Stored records
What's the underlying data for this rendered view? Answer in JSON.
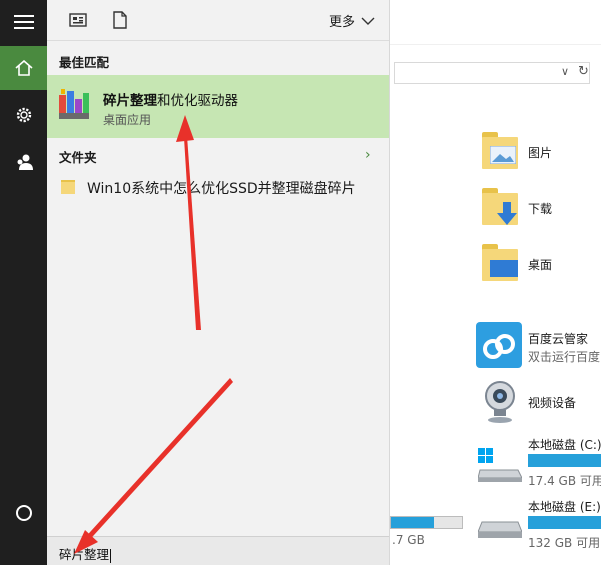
{
  "explorer": {
    "folders": [
      {
        "label": "图片"
      },
      {
        "label": "下载"
      },
      {
        "label": "桌面"
      }
    ],
    "apps": [
      {
        "title": "百度云管家",
        "subtitle": "双击运行百度"
      },
      {
        "title": "视频设备"
      }
    ],
    "drives": [
      {
        "title": "本地磁盘 (C:)",
        "free": "17.4 GB 可用"
      },
      {
        "title": "本地磁盘 (E:)",
        "free": "132 GB 可用"
      }
    ],
    "partial_drive_free": ".7 GB"
  },
  "start": {
    "more_label": "更多",
    "best_match_title": "最佳匹配",
    "best_match": {
      "name_bold": "碎片整理",
      "name_rest": "和优化驱动器",
      "type": "桌面应用"
    },
    "folders_title": "文件夹",
    "folder_result": "Win10系统中怎么优化SSD并整理磁盘碎片",
    "search_query": "碎片整理"
  },
  "colors": {
    "accent_green": "#4a8a3f",
    "highlight": "#c6e6b3",
    "drive_bar": "#26a0da",
    "arrow": "#e8312a"
  }
}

▶ [WHAT THE EXERCISE ASKS] Your task is to set down the records shown above exactly, minus any pictures.

▶ [REPLY]
What's the underlying data for this rendered view? Answer in JSON.
{
  "explorer": {
    "folders": [
      {
        "label": "图片"
      },
      {
        "label": "下载"
      },
      {
        "label": "桌面"
      }
    ],
    "apps": [
      {
        "title": "百度云管家",
        "subtitle": "双击运行百度"
      },
      {
        "title": "视频设备"
      }
    ],
    "drives": [
      {
        "title": "本地磁盘 (C:)",
        "free": "17.4 GB 可用"
      },
      {
        "title": "本地磁盘 (E:)",
        "free": "132 GB 可用"
      }
    ],
    "partial_drive_free": ".7 GB"
  },
  "start": {
    "more_label": "更多",
    "best_match_title": "最佳匹配",
    "best_match": {
      "name_bold": "碎片整理",
      "name_rest": "和优化驱动器",
      "type": "桌面应用"
    },
    "folders_title": "文件夹",
    "folder_result": "Win10系统中怎么优化SSD并整理磁盘碎片",
    "search_query": "碎片整理"
  },
  "colors": {
    "accent_green": "#4a8a3f",
    "highlight": "#c6e6b3",
    "drive_bar": "#26a0da",
    "arrow": "#e8312a"
  }
}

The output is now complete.